[Saved entries]
— START —
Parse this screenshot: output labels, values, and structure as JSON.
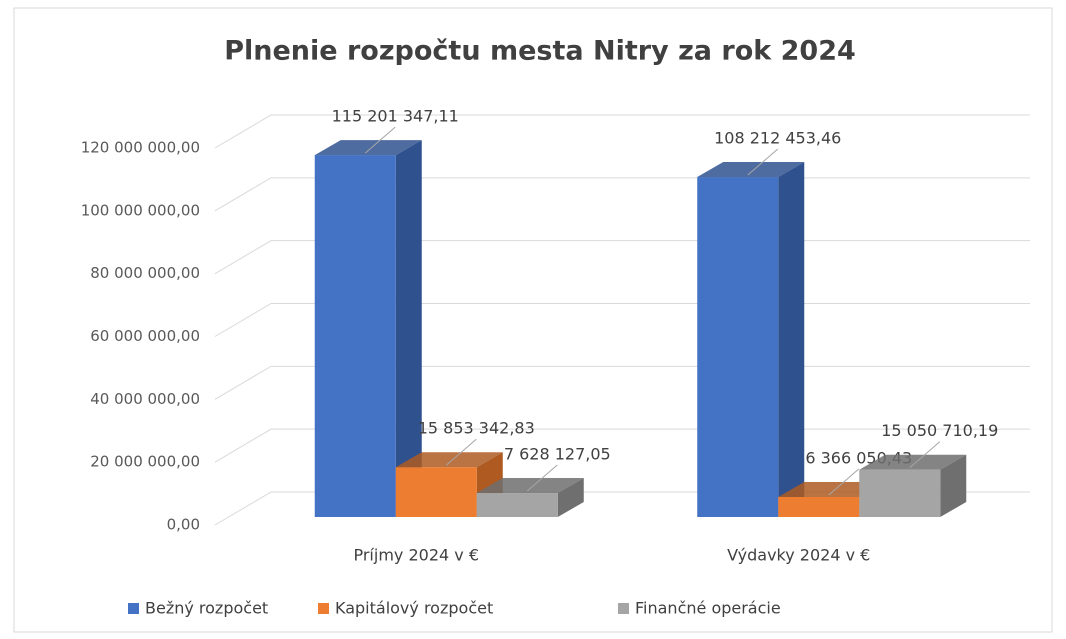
{
  "chart_data": {
    "type": "bar3d",
    "title": "Plnenie rozpočtu mesta Nitry za rok 2024",
    "categories": [
      "Príjmy 2024 v €",
      "Výdavky 2024 v €"
    ],
    "series": [
      {
        "name": "Bežný rozpočet",
        "color": "#4472c4",
        "side": "#2f528f",
        "values": [
          115201347.11,
          108212453.46
        ],
        "value_labels": [
          "115 201 347,11",
          "108 212 453,46"
        ]
      },
      {
        "name": "Kapitálový rozpočet",
        "color": "#ed7d31",
        "side": "#ae5a21",
        "values": [
          15853342.83,
          6366050.43
        ],
        "value_labels": [
          "15 853 342,83",
          "6 366 050,43"
        ]
      },
      {
        "name": "Finančné operácie",
        "color": "#a5a5a5",
        "side": "#6f6f6f",
        "values": [
          7628127.05,
          15050710.19
        ],
        "value_labels": [
          "7 628 127,05",
          "15 050 710,19"
        ]
      }
    ],
    "ylim": [
      0,
      120000000
    ],
    "yticks": [
      {
        "value": 0,
        "label": "0,00"
      },
      {
        "value": 20000000,
        "label": "20 000 000,00"
      },
      {
        "value": 40000000,
        "label": "40 000 000,00"
      },
      {
        "value": 60000000,
        "label": "60 000 000,00"
      },
      {
        "value": 80000000,
        "label": "80 000 000,00"
      },
      {
        "value": 100000000,
        "label": "100 000 000,00"
      },
      {
        "value": 120000000,
        "label": "120 000 000,00"
      }
    ],
    "grid": true,
    "legend": "bottom"
  }
}
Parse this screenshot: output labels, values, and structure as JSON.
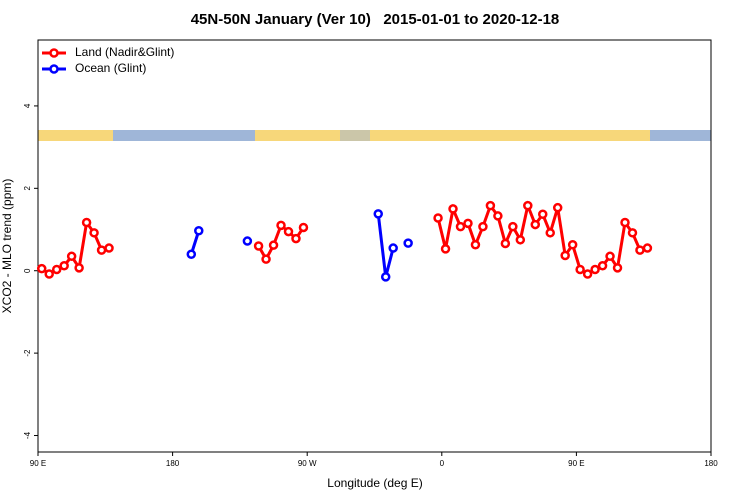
{
  "chart_data": {
    "type": "line",
    "title": "45N-50N January (Ver 10)   2015-01-01 to 2020-12-18",
    "xlabel": "Longitude (deg E)",
    "ylabel": "XCO2 - MLO trend (ppm)",
    "xlim": [
      90,
      540
    ],
    "ylim": [
      -4.4,
      5.6
    ],
    "xticks": [
      {
        "value": 90,
        "label": "90 E"
      },
      180,
      {
        "value": 270,
        "label": "90 W"
      },
      {
        "value": 360,
        "label": "0"
      },
      {
        "value": 450,
        "label": "90 E"
      },
      {
        "value": 540,
        "label": "180"
      }
    ],
    "yticks": [
      -4,
      -2,
      0,
      2,
      4
    ],
    "legend": "top-left",
    "series": [
      {
        "name": "Land (Nadir&Glint)",
        "color": "#ff0000",
        "x": [
          92.5,
          97.5,
          102.5,
          107.5,
          112.5,
          117.5,
          122.5,
          127.5,
          132.5,
          137.5,
          187.5,
          237.5,
          242.5,
          247.5,
          252.5,
          257.5,
          262.5,
          267.5,
          312.5,
          357.5,
          362.5,
          367.5,
          372.5,
          377.5,
          382.5,
          387.5,
          392.5,
          397.5,
          402.5,
          407.5,
          412.5,
          417.5,
          422.5,
          427.5,
          432.5,
          437.5,
          442.5,
          447.5,
          452.5,
          457.5,
          462.5,
          467.5,
          472.5,
          477.5,
          482.5,
          487.5,
          492.5,
          497.5
        ],
        "values": [
          0.05,
          -0.08,
          0.03,
          0.12,
          0.35,
          0.07,
          1.17,
          0.92,
          0.5,
          0.55,
          null,
          0.6,
          0.28,
          0.62,
          1.1,
          0.95,
          0.78,
          1.05,
          null,
          1.28,
          0.53,
          1.5,
          1.07,
          1.15,
          0.63,
          1.07,
          1.58,
          1.33,
          0.66,
          1.07,
          0.75,
          1.58,
          1.12,
          1.37,
          0.92,
          1.53,
          0.37,
          0.63,
          0.03,
          -0.08,
          0.03,
          0.12,
          0.35,
          0.07,
          1.17,
          0.92,
          0.5,
          0.55
        ]
      },
      {
        "name": "Ocean (Glint)",
        "color": "#0000ff",
        "x": [
          192.5,
          197.5,
          212.5,
          230,
          250,
          317.5,
          322.5,
          327.5,
          332.5,
          337.5
        ],
        "values": [
          0.4,
          0.97,
          null,
          0.72,
          null,
          1.38,
          -0.15,
          0.55,
          null,
          0.67
        ]
      }
    ]
  }
}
— END —
[WORK REQUIRED] Quote every record above exactly, leaving out the pictures.

[CORRECT RESULT]
Parse this screenshot: output labels, values, and structure as JSON.
{
  "chart_data": {
    "type": "bar3d",
    "title": "Plnenie rozpočtu mesta Nitry za rok 2024",
    "categories": [
      "Príjmy 2024 v €",
      "Výdavky 2024 v €"
    ],
    "series": [
      {
        "name": "Bežný rozpočet",
        "color": "#4472c4",
        "side": "#2f528f",
        "values": [
          115201347.11,
          108212453.46
        ],
        "value_labels": [
          "115 201 347,11",
          "108 212 453,46"
        ]
      },
      {
        "name": "Kapitálový rozpočet",
        "color": "#ed7d31",
        "side": "#ae5a21",
        "values": [
          15853342.83,
          6366050.43
        ],
        "value_labels": [
          "15 853 342,83",
          "6 366 050,43"
        ]
      },
      {
        "name": "Finančné operácie",
        "color": "#a5a5a5",
        "side": "#6f6f6f",
        "values": [
          7628127.05,
          15050710.19
        ],
        "value_labels": [
          "7 628 127,05",
          "15 050 710,19"
        ]
      }
    ],
    "ylim": [
      0,
      120000000
    ],
    "yticks": [
      {
        "value": 0,
        "label": "0,00"
      },
      {
        "value": 20000000,
        "label": "20 000 000,00"
      },
      {
        "value": 40000000,
        "label": "40 000 000,00"
      },
      {
        "value": 60000000,
        "label": "60 000 000,00"
      },
      {
        "value": 80000000,
        "label": "80 000 000,00"
      },
      {
        "value": 100000000,
        "label": "100 000 000,00"
      },
      {
        "value": 120000000,
        "label": "120 000 000,00"
      }
    ],
    "grid": true,
    "legend": "bottom"
  }
}
Parse this screenshot: output labels, values, and structure as JSON.
{
  "chart_data": {
    "type": "line",
    "title": "45N-50N January (Ver 10)   2015-01-01 to 2020-12-18",
    "xlabel": "Longitude (deg E)",
    "ylabel": "XCO2 - MLO trend (ppm)",
    "xlim": [
      90,
      540
    ],
    "ylim": [
      -4.4,
      5.6
    ],
    "xticks": [
      {
        "value": 90,
        "label": "90 E"
      },
      180,
      {
        "value": 270,
        "label": "90 W"
      },
      {
        "value": 360,
        "label": "0"
      },
      {
        "value": 450,
        "label": "90 E"
      },
      {
        "value": 540,
        "label": "180"
      }
    ],
    "yticks": [
      -4,
      -2,
      0,
      2,
      4
    ],
    "legend": "top-left",
    "series": [
      {
        "name": "Land (Nadir&Glint)",
        "color": "#ff0000",
        "x": [
          92.5,
          97.5,
          102.5,
          107.5,
          112.5,
          117.5,
          122.5,
          127.5,
          132.5,
          137.5,
          187.5,
          237.5,
          242.5,
          247.5,
          252.5,
          257.5,
          262.5,
          267.5,
          312.5,
          357.5,
          362.5,
          367.5,
          372.5,
          377.5,
          382.5,
          387.5,
          392.5,
          397.5,
          402.5,
          407.5,
          412.5,
          417.5,
          422.5,
          427.5,
          432.5,
          437.5,
          442.5,
          447.5,
          452.5,
          457.5,
          462.5,
          467.5,
          472.5,
          477.5,
          482.5,
          487.5,
          492.5,
          497.5
        ],
        "values": [
          0.05,
          -0.08,
          0.03,
          0.12,
          0.35,
          0.07,
          1.17,
          0.92,
          0.5,
          0.55,
          null,
          0.6,
          0.28,
          0.62,
          1.1,
          0.95,
          0.78,
          1.05,
          null,
          1.28,
          0.53,
          1.5,
          1.07,
          1.15,
          0.63,
          1.07,
          1.58,
          1.33,
          0.66,
          1.07,
          0.75,
          1.58,
          1.12,
          1.37,
          0.92,
          1.53,
          0.37,
          0.63,
          0.03,
          -0.08,
          0.03,
          0.12,
          0.35,
          0.07,
          1.17,
          0.92,
          0.5,
          0.55
        ]
      },
      {
        "name": "Ocean (Glint)",
        "color": "#0000ff",
        "x": [
          192.5,
          197.5,
          212.5,
          230,
          250,
          317.5,
          322.5,
          327.5,
          332.5,
          337.5
        ],
        "values": [
          0.4,
          0.97,
          null,
          0.72,
          null,
          1.38,
          -0.15,
          0.55,
          null,
          0.67
        ]
      }
    ]
  }
}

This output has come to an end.